Goal of the exercise: Find the lines that hold the word "GetIp" and return them.
— Start of Data in this exercise —
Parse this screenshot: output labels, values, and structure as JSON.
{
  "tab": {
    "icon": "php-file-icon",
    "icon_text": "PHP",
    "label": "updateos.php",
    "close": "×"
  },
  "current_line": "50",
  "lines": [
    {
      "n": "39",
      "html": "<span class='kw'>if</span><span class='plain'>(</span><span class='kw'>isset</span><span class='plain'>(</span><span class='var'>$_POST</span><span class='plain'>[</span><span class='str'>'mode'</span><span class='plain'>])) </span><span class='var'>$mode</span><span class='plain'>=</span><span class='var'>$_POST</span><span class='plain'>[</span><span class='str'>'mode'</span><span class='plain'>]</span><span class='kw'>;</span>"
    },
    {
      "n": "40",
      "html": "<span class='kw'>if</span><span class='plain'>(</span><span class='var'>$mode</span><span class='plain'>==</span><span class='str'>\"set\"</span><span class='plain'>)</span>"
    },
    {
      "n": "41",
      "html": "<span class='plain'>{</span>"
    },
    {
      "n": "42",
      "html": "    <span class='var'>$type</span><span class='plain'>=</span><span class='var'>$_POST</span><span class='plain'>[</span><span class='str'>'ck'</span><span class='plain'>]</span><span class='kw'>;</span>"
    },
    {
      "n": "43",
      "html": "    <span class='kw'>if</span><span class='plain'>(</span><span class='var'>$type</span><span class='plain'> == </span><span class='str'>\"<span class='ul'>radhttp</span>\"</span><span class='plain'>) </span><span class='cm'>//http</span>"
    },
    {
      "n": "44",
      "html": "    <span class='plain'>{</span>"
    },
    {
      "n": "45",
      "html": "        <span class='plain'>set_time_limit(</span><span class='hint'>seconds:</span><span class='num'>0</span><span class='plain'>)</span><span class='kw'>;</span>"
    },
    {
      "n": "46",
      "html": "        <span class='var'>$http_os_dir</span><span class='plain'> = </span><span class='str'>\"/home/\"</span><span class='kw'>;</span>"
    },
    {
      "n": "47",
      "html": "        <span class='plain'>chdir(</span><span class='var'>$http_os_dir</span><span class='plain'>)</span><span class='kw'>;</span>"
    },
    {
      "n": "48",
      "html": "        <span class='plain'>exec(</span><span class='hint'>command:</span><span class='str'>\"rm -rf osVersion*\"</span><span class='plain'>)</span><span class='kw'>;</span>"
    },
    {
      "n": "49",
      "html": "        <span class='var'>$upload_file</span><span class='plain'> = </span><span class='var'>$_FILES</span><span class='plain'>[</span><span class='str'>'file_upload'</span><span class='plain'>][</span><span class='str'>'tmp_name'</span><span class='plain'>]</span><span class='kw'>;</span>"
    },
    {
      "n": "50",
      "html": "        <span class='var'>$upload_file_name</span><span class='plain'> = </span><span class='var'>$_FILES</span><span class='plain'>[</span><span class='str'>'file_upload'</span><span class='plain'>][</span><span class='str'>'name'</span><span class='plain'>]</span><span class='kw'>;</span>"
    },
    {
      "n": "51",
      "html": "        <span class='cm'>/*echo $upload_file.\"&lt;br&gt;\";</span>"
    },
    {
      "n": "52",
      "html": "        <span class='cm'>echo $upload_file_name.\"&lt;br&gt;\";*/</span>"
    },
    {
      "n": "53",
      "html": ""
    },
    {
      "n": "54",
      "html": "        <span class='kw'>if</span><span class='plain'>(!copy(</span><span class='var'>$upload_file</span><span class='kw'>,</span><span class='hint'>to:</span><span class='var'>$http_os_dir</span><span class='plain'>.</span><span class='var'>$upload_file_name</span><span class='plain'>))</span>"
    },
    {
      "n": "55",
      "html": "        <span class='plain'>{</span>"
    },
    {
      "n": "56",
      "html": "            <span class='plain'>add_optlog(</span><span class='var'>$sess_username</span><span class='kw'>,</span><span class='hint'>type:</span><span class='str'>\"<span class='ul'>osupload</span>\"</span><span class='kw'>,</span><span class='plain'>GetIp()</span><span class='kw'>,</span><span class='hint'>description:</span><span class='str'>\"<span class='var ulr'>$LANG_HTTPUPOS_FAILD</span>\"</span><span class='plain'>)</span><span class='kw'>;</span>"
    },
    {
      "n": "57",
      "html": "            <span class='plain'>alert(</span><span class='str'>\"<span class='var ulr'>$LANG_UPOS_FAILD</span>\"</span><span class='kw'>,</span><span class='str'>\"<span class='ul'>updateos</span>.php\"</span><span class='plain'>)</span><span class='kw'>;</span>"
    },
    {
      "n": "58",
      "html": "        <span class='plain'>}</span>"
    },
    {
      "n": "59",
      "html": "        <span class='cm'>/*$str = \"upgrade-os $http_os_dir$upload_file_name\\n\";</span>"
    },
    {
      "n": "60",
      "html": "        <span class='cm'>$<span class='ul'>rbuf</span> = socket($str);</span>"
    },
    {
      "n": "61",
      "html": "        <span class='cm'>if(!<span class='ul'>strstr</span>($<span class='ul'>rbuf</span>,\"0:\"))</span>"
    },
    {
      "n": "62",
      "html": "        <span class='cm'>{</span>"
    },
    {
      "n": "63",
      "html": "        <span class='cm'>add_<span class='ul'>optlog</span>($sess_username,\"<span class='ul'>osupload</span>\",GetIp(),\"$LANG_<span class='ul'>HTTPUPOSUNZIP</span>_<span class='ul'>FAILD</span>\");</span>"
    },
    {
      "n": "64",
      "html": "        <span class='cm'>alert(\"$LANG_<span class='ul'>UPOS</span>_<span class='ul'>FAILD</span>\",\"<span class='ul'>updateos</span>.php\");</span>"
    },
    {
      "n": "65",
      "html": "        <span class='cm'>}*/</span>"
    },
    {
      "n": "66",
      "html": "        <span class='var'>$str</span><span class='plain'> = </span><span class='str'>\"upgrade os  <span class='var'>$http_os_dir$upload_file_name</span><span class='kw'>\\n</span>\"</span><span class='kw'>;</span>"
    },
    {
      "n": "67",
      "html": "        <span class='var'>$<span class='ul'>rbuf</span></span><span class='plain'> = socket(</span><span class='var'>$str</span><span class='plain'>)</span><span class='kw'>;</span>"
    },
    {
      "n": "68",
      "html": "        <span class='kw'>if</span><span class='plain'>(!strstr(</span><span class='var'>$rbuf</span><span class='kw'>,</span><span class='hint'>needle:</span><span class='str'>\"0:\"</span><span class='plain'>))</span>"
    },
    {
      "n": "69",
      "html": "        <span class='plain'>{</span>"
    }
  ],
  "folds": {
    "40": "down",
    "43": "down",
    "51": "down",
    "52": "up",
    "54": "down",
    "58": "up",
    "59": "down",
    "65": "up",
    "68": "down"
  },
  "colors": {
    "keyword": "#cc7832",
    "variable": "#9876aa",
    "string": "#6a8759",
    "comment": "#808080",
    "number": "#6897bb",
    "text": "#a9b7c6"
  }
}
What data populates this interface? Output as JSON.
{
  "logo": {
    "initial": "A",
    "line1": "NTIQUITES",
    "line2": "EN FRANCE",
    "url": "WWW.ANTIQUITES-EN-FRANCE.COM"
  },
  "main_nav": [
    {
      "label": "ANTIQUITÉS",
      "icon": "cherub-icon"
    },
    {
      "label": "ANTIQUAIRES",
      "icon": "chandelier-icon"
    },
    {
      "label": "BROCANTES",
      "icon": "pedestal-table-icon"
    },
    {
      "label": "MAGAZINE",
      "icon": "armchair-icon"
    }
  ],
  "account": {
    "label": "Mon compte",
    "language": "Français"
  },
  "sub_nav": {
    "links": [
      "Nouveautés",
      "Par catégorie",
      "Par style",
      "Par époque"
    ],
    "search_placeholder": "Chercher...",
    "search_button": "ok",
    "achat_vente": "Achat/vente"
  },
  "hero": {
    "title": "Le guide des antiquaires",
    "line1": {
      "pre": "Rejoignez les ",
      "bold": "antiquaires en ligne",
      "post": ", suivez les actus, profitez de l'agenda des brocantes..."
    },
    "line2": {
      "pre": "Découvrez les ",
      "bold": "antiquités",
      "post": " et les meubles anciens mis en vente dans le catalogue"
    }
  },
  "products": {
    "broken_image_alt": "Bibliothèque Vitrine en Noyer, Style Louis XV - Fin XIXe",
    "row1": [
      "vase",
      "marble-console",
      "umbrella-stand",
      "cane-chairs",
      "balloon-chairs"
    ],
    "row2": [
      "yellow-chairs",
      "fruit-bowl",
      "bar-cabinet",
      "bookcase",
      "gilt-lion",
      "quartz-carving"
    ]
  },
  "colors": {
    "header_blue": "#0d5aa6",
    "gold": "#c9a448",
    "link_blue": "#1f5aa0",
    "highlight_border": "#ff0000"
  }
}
— End of Data in this exercise —
Solution for this exercise:
      "html": "            <span class='plain'>add_optlog(</span><span class='var'>$sess_username</span><span class='kw'>,</span><span class='hint'>type:</span><span class='str'>\"<span class='ul'>osupload</span>\"</span><span class='kw'>,</span><span class='plain'>GetIp()</span><span class='kw'>,</span><span class='hint'>description:</span><span class='str'>\"<span class='var ulr'>$LANG_HTTPUPOS_FAILD</span>\"</span><span class='plain'>)</span><span class='kw'>;</span>"
      "html": "        <span class='cm'>add_<span class='ul'>optlog</span>($sess_username,\"<span class='ul'>osupload</span>\",GetIp(),\"$LANG_<span class='ul'>HTTPUPOSUNZIP</span>_<span class='ul'>FAILD</span>\");</span>"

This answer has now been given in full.